═══ INPUT ROWS
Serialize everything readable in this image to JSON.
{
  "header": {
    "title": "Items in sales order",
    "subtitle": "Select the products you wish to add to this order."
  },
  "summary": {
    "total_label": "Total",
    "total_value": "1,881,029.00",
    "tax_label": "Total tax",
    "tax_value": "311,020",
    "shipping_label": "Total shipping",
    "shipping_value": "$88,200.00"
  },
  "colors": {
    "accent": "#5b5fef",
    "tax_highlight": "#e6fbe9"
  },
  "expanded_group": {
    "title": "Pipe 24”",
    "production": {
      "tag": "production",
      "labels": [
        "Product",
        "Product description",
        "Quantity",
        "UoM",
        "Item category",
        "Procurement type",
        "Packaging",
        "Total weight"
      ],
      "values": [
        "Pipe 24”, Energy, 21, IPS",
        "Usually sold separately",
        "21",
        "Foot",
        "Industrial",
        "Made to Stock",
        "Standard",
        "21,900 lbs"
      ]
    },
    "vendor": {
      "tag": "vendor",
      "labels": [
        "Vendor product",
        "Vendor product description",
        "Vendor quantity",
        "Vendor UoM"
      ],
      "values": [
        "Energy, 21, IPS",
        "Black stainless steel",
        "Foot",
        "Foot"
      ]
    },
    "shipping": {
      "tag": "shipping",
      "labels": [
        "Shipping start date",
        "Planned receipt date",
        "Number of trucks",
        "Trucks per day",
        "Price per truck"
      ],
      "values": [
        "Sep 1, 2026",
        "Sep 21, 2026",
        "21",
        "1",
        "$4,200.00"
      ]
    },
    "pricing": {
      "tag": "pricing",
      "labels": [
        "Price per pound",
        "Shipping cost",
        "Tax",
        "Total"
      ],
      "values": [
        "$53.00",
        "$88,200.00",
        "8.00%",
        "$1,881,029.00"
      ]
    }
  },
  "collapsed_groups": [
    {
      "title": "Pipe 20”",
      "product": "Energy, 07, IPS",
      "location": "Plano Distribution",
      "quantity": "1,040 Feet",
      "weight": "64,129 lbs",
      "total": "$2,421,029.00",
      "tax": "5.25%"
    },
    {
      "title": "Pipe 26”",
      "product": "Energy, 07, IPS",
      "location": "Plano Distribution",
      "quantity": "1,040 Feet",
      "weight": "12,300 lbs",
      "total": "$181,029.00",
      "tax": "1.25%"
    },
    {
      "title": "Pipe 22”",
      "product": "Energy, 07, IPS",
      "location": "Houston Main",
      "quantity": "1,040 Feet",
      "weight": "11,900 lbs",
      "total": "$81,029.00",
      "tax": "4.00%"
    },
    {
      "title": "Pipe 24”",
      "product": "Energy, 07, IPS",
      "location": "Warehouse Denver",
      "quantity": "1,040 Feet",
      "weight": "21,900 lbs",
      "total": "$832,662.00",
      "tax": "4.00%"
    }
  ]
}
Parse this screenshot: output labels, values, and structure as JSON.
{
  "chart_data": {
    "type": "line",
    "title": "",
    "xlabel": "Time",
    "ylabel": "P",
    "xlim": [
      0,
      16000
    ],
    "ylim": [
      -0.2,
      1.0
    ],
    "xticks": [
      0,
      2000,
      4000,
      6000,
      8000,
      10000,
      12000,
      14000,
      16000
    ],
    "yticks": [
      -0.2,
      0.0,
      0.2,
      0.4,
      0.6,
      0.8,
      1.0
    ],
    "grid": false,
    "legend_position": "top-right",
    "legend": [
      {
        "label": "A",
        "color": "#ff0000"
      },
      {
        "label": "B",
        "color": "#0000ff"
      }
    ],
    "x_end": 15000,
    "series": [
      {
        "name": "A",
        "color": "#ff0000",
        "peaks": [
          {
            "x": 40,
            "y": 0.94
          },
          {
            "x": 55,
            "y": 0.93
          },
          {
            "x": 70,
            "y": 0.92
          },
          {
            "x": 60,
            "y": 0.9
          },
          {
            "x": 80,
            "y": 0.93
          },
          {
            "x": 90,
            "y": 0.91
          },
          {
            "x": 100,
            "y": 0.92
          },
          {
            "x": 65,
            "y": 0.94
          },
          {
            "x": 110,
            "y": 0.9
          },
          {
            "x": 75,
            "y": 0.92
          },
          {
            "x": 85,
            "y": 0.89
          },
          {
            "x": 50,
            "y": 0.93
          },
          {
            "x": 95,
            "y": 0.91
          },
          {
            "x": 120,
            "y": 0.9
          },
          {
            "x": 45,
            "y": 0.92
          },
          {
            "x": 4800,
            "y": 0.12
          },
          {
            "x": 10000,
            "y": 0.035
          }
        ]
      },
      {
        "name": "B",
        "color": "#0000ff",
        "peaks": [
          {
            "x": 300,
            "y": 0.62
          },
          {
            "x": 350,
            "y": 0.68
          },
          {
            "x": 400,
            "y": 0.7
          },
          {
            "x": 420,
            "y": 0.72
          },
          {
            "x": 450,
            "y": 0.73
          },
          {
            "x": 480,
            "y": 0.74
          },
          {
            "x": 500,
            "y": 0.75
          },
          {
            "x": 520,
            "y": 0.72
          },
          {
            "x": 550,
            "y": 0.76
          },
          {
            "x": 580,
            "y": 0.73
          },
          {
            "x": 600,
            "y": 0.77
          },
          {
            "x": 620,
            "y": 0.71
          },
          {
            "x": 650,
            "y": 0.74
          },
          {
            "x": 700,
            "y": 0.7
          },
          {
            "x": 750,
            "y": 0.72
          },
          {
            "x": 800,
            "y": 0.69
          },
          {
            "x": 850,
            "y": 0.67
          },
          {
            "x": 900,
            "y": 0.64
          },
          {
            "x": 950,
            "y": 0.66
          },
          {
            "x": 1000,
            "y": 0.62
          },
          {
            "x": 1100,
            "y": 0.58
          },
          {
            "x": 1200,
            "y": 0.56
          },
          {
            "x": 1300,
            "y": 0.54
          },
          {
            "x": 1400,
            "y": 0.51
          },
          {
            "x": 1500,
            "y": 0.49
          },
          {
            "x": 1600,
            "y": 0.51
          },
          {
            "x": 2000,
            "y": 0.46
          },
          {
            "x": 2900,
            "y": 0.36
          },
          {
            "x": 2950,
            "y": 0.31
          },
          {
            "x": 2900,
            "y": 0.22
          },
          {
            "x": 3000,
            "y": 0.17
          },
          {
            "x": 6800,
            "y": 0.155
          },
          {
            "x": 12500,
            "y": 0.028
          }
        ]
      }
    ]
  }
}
══════
WHAT YOU NEED TO DO: Write the material out again word for word.

SOLVED PROBLEM:
Serialize everything readable in this image to JSON.
{
  "header": {
    "title": "Items in sales order",
    "subtitle": "Select the products you wish to add to this order."
  },
  "summary": {
    "total_label": "Total",
    "total_value": "1,881,029.00",
    "tax_label": "Total tax",
    "tax_value": "311,020",
    "shipping_label": "Total shipping",
    "shipping_value": "$88,200.00"
  },
  "colors": {
    "accent": "#5b5fef",
    "tax_highlight": "#e6fbe9"
  },
  "expanded_group": {
    "title": "Pipe 24”",
    "production": {
      "tag": "production",
      "labels": [
        "Product",
        "Product description",
        "Quantity",
        "UoM",
        "Item category",
        "Procurement type",
        "Packaging",
        "Total weight"
      ],
      "values": [
        "Pipe 24”, Energy, 21, IPS",
        "Usually sold separately",
        "21",
        "Foot",
        "Industrial",
        "Made to Stock",
        "Standard",
        "21,900 lbs"
      ]
    },
    "vendor": {
      "tag": "vendor",
      "labels": [
        "Vendor product",
        "Vendor product description",
        "Vendor quantity",
        "Vendor UoM"
      ],
      "values": [
        "Energy, 21, IPS",
        "Black stainless steel",
        "Foot",
        "Foot"
      ]
    },
    "shipping": {
      "tag": "shipping",
      "labels": [
        "Shipping start date",
        "Planned receipt date",
        "Number of trucks",
        "Trucks per day",
        "Price per truck"
      ],
      "values": [
        "Sep 1, 2026",
        "Sep 21, 2026",
        "21",
        "1",
        "$4,200.00"
      ]
    },
    "pricing": {
      "tag": "pricing",
      "labels": [
        "Price per pound",
        "Shipping cost",
        "Tax",
        "Total"
      ],
      "values": [
        "$53.00",
        "$88,200.00",
        "8.00%",
        "$1,881,029.00"
      ]
    }
  },
  "collapsed_groups": [
    {
      "title": "Pipe 20”",
      "product": "Energy, 07, IPS",
      "location": "Plano Distribution",
      "quantity": "1,040 Feet",
      "weight": "64,129 lbs",
      "total": "$2,421,029.00",
      "tax": "5.25%"
    },
    {
      "title": "Pipe 26”",
      "product": "Energy, 07, IPS",
      "location": "Plano Distribution",
      "quantity": "1,040 Feet",
      "weight": "12,300 lbs",
      "total": "$181,029.00",
      "tax": "1.25%"
    },
    {
      "title": "Pipe 22”",
      "product": "Energy, 07, IPS",
      "location": "Houston Main",
      "quantity": "1,040 Feet",
      "weight": "11,900 lbs",
      "total": "$81,029.00",
      "tax": "4.00%"
    },
    {
      "title": "Pipe 24”",
      "product": "Energy, 07, IPS",
      "location": "Warehouse Denver",
      "quantity": "1,040 Feet",
      "weight": "21,900 lbs",
      "total": "$832,662.00",
      "tax": "4.00%"
    }
  ]
}
Parse this screenshot: output labels, values, and structure as JSON.
{
  "chart_data": {
    "type": "line",
    "title": "",
    "xlabel": "Time",
    "ylabel": "P",
    "xlim": [
      0,
      16000
    ],
    "ylim": [
      -0.2,
      1.0
    ],
    "xticks": [
      0,
      2000,
      4000,
      6000,
      8000,
      10000,
      12000,
      14000,
      16000
    ],
    "yticks": [
      -0.2,
      0.0,
      0.2,
      0.4,
      0.6,
      0.8,
      1.0
    ],
    "grid": false,
    "legend_position": "top-right",
    "legend": [
      {
        "label": "A",
        "color": "#ff0000"
      },
      {
        "label": "B",
        "color": "#0000ff"
      }
    ],
    "x_end": 15000,
    "series": [
      {
        "name": "A",
        "color": "#ff0000",
        "peaks": [
          {
            "x": 40,
            "y": 0.94
          },
          {
            "x": 55,
            "y": 0.93
          },
          {
            "x": 70,
            "y": 0.92
          },
          {
            "x": 60,
            "y": 0.9
          },
          {
            "x": 80,
            "y": 0.93
          },
          {
            "x": 90,
            "y": 0.91
          },
          {
            "x": 100,
            "y": 0.92
          },
          {
            "x": 65,
            "y": 0.94
          },
          {
            "x": 110,
            "y": 0.9
          },
          {
            "x": 75,
            "y": 0.92
          },
          {
            "x": 85,
            "y": 0.89
          },
          {
            "x": 50,
            "y": 0.93
          },
          {
            "x": 95,
            "y": 0.91
          },
          {
            "x": 120,
            "y": 0.9
          },
          {
            "x": 45,
            "y": 0.92
          },
          {
            "x": 4800,
            "y": 0.12
          },
          {
            "x": 10000,
            "y": 0.035
          }
        ]
      },
      {
        "name": "B",
        "color": "#0000ff",
        "peaks": [
          {
            "x": 300,
            "y": 0.62
          },
          {
            "x": 350,
            "y": 0.68
          },
          {
            "x": 400,
            "y": 0.7
          },
          {
            "x": 420,
            "y": 0.72
          },
          {
            "x": 450,
            "y": 0.73
          },
          {
            "x": 480,
            "y": 0.74
          },
          {
            "x": 500,
            "y": 0.75
          },
          {
            "x": 520,
            "y": 0.72
          },
          {
            "x": 550,
            "y": 0.76
          },
          {
            "x": 580,
            "y": 0.73
          },
          {
            "x": 600,
            "y": 0.77
          },
          {
            "x": 620,
            "y": 0.71
          },
          {
            "x": 650,
            "y": 0.74
          },
          {
            "x": 700,
            "y": 0.7
          },
          {
            "x": 750,
            "y": 0.72
          },
          {
            "x": 800,
            "y": 0.69
          },
          {
            "x": 850,
            "y": 0.67
          },
          {
            "x": 900,
            "y": 0.64
          },
          {
            "x": 950,
            "y": 0.66
          },
          {
            "x": 1000,
            "y": 0.62
          },
          {
            "x": 1100,
            "y": 0.58
          },
          {
            "x": 1200,
            "y": 0.56
          },
          {
            "x": 1300,
            "y": 0.54
          },
          {
            "x": 1400,
            "y": 0.51
          },
          {
            "x": 1500,
            "y": 0.49
          },
          {
            "x": 1600,
            "y": 0.51
          },
          {
            "x": 2000,
            "y": 0.46
          },
          {
            "x": 2900,
            "y": 0.36
          },
          {
            "x": 2950,
            "y": 0.31
          },
          {
            "x": 2900,
            "y": 0.22
          },
          {
            "x": 3000,
            "y": 0.17
          },
          {
            "x": 6800,
            "y": 0.155
          },
          {
            "x": 12500,
            "y": 0.028
          }
        ]
      }
    ]
  }
}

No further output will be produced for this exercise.